DATASET EXCERPTS:
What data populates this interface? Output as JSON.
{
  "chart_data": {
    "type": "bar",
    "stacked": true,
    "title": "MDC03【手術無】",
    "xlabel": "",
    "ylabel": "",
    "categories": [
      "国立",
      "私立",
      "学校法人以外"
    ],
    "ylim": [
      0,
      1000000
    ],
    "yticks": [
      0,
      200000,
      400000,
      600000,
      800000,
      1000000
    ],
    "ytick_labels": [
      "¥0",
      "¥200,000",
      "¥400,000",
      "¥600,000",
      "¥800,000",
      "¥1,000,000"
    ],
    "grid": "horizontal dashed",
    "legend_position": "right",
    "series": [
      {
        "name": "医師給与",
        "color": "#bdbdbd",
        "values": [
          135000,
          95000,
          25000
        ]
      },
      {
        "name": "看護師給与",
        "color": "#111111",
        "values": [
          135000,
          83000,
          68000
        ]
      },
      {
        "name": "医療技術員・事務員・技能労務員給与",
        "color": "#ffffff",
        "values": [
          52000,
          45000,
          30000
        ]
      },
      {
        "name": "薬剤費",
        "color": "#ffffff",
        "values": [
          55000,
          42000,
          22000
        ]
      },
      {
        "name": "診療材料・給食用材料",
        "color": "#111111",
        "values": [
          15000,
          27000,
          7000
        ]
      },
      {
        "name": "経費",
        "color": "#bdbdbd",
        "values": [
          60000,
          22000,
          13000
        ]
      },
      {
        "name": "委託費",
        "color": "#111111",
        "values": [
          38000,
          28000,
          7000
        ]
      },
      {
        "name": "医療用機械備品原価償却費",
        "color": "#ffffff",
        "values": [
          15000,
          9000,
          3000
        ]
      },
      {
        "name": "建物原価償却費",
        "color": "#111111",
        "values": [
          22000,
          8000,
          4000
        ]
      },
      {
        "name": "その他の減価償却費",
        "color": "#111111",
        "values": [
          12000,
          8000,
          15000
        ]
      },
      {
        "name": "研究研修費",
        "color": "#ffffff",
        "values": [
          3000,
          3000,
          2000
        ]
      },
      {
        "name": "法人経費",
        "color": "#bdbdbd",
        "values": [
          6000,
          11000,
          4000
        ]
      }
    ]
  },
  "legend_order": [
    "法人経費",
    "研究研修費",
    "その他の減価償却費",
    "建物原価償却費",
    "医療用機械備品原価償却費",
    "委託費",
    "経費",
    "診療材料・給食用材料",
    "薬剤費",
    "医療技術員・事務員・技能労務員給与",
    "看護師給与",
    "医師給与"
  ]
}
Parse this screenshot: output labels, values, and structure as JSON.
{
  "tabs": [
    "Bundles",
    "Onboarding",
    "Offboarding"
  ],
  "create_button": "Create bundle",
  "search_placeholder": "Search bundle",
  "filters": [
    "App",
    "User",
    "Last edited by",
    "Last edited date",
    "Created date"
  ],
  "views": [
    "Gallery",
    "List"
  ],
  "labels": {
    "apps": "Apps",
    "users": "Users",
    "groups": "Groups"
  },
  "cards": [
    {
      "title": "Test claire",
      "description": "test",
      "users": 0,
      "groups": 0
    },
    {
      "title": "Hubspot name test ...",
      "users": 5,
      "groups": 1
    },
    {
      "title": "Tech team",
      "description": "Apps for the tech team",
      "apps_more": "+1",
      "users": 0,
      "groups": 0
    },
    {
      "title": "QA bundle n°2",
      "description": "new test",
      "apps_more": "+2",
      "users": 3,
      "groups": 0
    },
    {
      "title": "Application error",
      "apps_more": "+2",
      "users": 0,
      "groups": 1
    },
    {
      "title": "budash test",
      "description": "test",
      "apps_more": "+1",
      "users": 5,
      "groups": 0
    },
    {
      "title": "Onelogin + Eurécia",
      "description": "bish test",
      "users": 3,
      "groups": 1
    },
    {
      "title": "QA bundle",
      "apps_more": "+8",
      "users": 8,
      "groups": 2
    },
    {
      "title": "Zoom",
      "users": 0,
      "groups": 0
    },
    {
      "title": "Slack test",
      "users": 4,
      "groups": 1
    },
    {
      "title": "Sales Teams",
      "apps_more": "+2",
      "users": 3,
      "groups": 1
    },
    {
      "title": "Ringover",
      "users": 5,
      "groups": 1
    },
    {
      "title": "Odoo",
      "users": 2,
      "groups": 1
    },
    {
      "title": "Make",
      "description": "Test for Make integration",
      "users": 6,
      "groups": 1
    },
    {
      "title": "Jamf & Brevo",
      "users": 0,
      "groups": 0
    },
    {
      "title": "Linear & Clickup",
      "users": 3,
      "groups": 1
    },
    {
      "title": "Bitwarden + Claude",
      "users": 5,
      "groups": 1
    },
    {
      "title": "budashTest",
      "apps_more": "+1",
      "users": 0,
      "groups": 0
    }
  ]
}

DESCRIPTION OF THE TASK: Produce an exact copy of the lines from the one containing "Parse this screenshot: output" through the last line, and of nothing else.

SOLUTION BELOW:
Parse this screenshot: output labels, values, and structure as JSON.
{
  "tabs": [
    "Bundles",
    "Onboarding",
    "Offboarding"
  ],
  "create_button": "Create bundle",
  "search_placeholder": "Search bundle",
  "filters": [
    "App",
    "User",
    "Last edited by",
    "Last edited date",
    "Created date"
  ],
  "views": [
    "Gallery",
    "List"
  ],
  "labels": {
    "apps": "Apps",
    "users": "Users",
    "groups": "Groups"
  },
  "cards": [
    {
      "title": "Test claire",
      "description": "test",
      "users": 0,
      "groups": 0
    },
    {
      "title": "Hubspot name test ...",
      "users": 5,
      "groups": 1
    },
    {
      "title": "Tech team",
      "description": "Apps for the tech team",
      "apps_more": "+1",
      "users": 0,
      "groups": 0
    },
    {
      "title": "QA bundle n°2",
      "description": "new test",
      "apps_more": "+2",
      "users": 3,
      "groups": 0
    },
    {
      "title": "Application error",
      "apps_more": "+2",
      "users": 0,
      "groups": 1
    },
    {
      "title": "budash test",
      "description": "test",
      "apps_more": "+1",
      "users": 5,
      "groups": 0
    },
    {
      "title": "Onelogin + Eurécia",
      "description": "bish test",
      "users": 3,
      "groups": 1
    },
    {
      "title": "QA bundle",
      "apps_more": "+8",
      "users": 8,
      "groups": 2
    },
    {
      "title": "Zoom",
      "users": 0,
      "groups": 0
    },
    {
      "title": "Slack test",
      "users": 4,
      "groups": 1
    },
    {
      "title": "Sales Teams",
      "apps_more": "+2",
      "users": 3,
      "groups": 1
    },
    {
      "title": "Ringover",
      "users": 5,
      "groups": 1
    },
    {
      "title": "Odoo",
      "users": 2,
      "groups": 1
    },
    {
      "title": "Make",
      "description": "Test for Make integration",
      "users": 6,
      "groups": 1
    },
    {
      "title": "Jamf & Brevo",
      "users": 0,
      "groups": 0
    },
    {
      "title": "Linear & Clickup",
      "users": 3,
      "groups": 1
    },
    {
      "title": "Bitwarden + Claude",
      "users": 5,
      "groups": 1
    },
    {
      "title": "budashTest",
      "apps_more": "+1",
      "users": 0,
      "groups": 0
    }
  ]
}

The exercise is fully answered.